* **What to do**: Lines containing the string "science" are to be counted; report only how many there are.

Data entries
============================================================
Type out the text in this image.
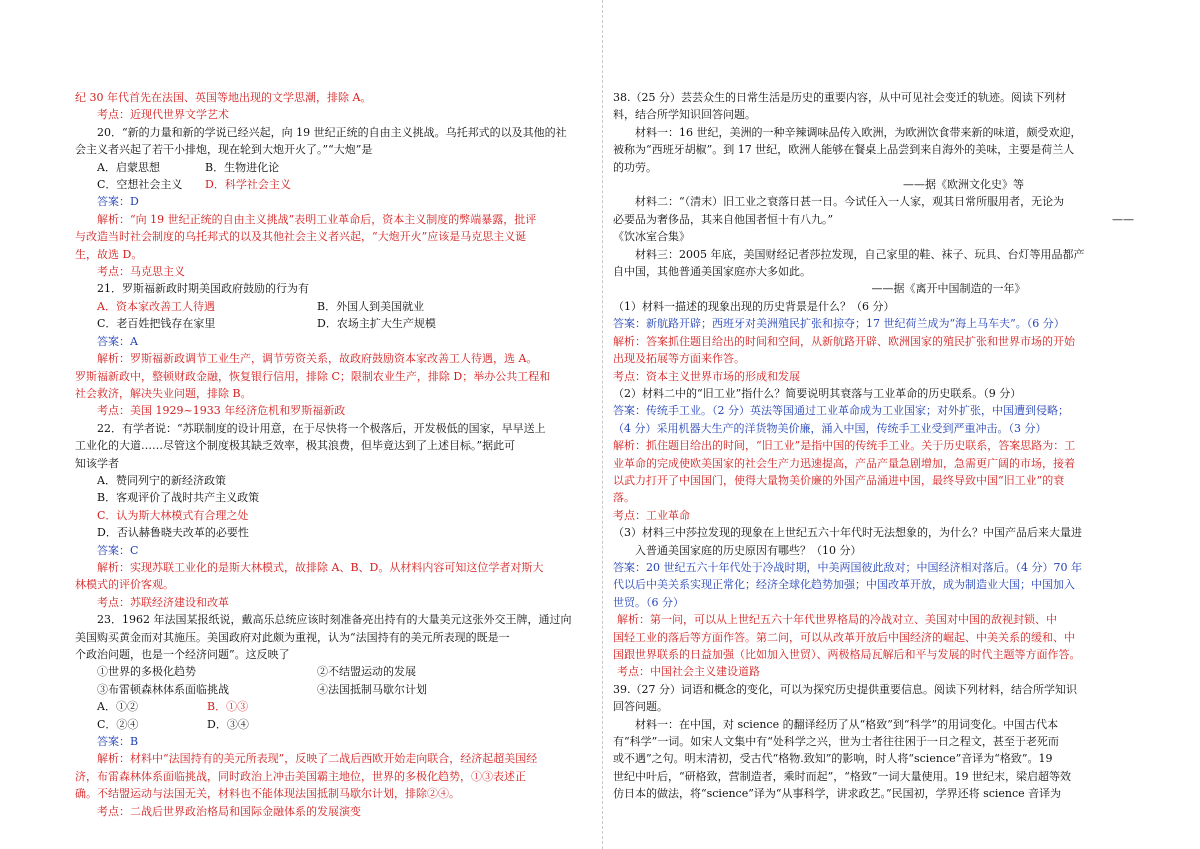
纪 30 年代首先在法国、英国等地出现的文学思潮，排除 A。

考点：近现代世界文学艺术

20．“新的力量和新的学说已经兴起，向 19 世纪正统的自由主义挑战。乌托邦式的以及其他的社

会主义者兴起了若干小排炮，现在轮到大炮开火了。”“大炮”是

A．启蒙思想	B．生物进化论
C．空想社会主义	D．科学社会主义

答案：D

解析：“向 19 世纪正统的自由主义挑战”表明工业革命后，资本主义制度的弊端暴露，批评

与改造当时社会制度的乌托邦式的以及其他社会主义者兴起，“大炮开火”应该是马克思主义诞

生，故选 D。

考点：马克思主义

21．罗斯福新政时期美国政府鼓励的行为有

A．资本家改善工人待遇	B．外国人到美国就业
C．老百姓把钱存在家里	D．农场主扩大生产规模

答案：A

解析：罗斯福新政调节工业生产，调节劳资关系，故政府鼓励资本家改善工人待遇，选 A。

罗斯福新政中，整顿财政金融，恢复银行信用，排除 C；限制农业生产，排除 D；举办公共工程和

社会救济，解决失业问题，排除 B。

考点：美国 1929~1933 年经济危机和罗斯福新政

22．有学者说：“苏联制度的设计用意，在于尽快将一个极落后，开发极低的国家，早早送上

工业化的大道……尽管这个制度极其缺乏效率，极其浪费，但毕竟达到了上述目标。”据此可

知该学者

A．赞同列宁的新经济政策

B．客观评价了战时共产主义政策

C．认为斯大林模式有合理之处

D．否认赫鲁晓夫改革的必要性

答案：C

解析：实现苏联工业化的是斯大林模式，故排除 A、B、D。从材料内容可知这位学者对斯大

林模式的评价客观。

考点：苏联经济建设和改革

23．1962 年法国某报纸说，戴高乐总统应该时刻准备亮出持有的大量美元这张外交王牌，通过向

美国购买黄金而对其施压。美国政府对此颇为重视，认为“法国持有的美元所表现的既是一

个政治问题，也是一个经济问题”。这反映了

①世界的多极化趋势	②不结盟运动的发展
③布雷顿森林体系面临挑战	④法国抵制马歇尔计划
A．①②	B．①③
C．②④	D．③④

答案：B

解析：材料中“法国持有的美元所表现”，反映了二战后西欧开始走向联合，经济起超美国经

济，布雷森林体系面临挑战，同时政治上冲击美国霸主地位，世界的多极化趋势，①③表述正

确。不结盟运动与法国无关，材料也不能体现法国抵制马歇尔计划，排除②④。

考点：二战后世界政治格局和国际金融体系的发展演变

38.（25 分）芸芸众生的日常生活是历史的重要内容，从中可见社会变迁的轨迹。阅读下列材

料，结合所学知识回答问题。

材料一：16 世纪，美洲的一种辛辣调味品传入欧洲，为欧洲饮食带来新的味道，颇受欢迎，

被称为“西班牙胡椒”。到 17 世纪，欧洲人能够在餐桌上品尝到来自海外的美味，主要是荷兰人

的功劳。

——据《欧洲文化史》等

材料二：“（清末）旧工业之衰落日甚一日。今试任入一人家，观其日常所服用者，无论为

必要品为奢侈品，其来自他国者恒十有八九。”	——

《饮冰室合集》

材料三：2005 年底，美国财经记者莎拉发现，自己家里的鞋、袜子、玩具、台灯等用品都产

自中国，其他普通美国家庭亦大多如此。

——据《离开中国制造的一年》

（1）材料一描述的现象出现的历史背景是什么？（6 分）

答案：新航路开辟；西班牙对美洲殖民扩张和掠夺；17 世纪荷兰成为“海上马车夫”。（6 分）

解析：答案抓住题目给出的时间和空间，从新航路开辟、欧洲国家的殖民扩张和世界市场的开始

出现及拓展等方面来作答。

考点：资本主义世界市场的形成和发展

（2）材料二中的“旧工业”指什么？简要说明其衰落与工业革命的历史联系。（9 分）

答案：传统手工业。（2 分）英法等国通过工业革命成为工业国家；对外扩张，中国遭到侵略；

（4 分）采用机器大生产的洋货物美价廉，涌入中国，传统手工业受到严重冲击。（3 分）

解析：抓住题目给出的时间，“旧工业”是指中国的传统手工业。关于历史联系，答案思路为：工

业革命的完成使欧美国家的社会生产力迅速提高，产品产量急剧增加，急需更广阔的市场，接着

以武力打开了中国国门，使得大量物美价廉的外国产品涌进中国，最终导致中国“旧工业”的衰

落。

考点：工业革命

（3）材料三中莎拉发现的现象在上世纪五六十年代时无法想象的，为什么？中国产品后来大量进

入普通美国家庭的历史原因有哪些？（10 分）

答案：20 世纪五六十年代处于冷战时期，中美两国彼此敌对；中国经济相对落后。（4 分）70 年

代以后中美关系实现正常化；经济全球化趋势加强；中国改革开放，成为制造业大国；中国加入

世贸。（6 分）

解析：第一问，可以从上世纪五六十年代世界格局的冷战对立、美国对中国的敌视封锁、中

国轻工业的落后等方面作答。第二问，可以从改革开放后中国经济的崛起、中美关系的缓和、中

国跟世界联系的日益加强（比如加入世贸）、两极格局瓦解后和平与发展的时代主题等方面作答。

考点：中国社会主义建设道路

39.（27 分）词语和概念的变化，可以为探究历史提供重要信息。阅读下列材料，结合所学知识

回答问题。

材料一：在中国，对 science 的翻译经历了从“格致”到“科学”的用词变化。中国古代本

有“科学”一词。如宋人文集中有“处科学之兴，世为士者往往困于一日之程文，甚至于老死而

或不遇”之句。明末清初，受古代“格物.致知”的影响，时人将“science”音译为“格致”。19

世纪中叶后，“研格致，营制造者，乘时而起”，“格致”一词大量使用。19 世纪末，梁启超等效

仿日本的做法，将“science”译为“从事科学，讲求政艺。”民国初，学界还将 science 音译为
============================================================
* **Solution**: 3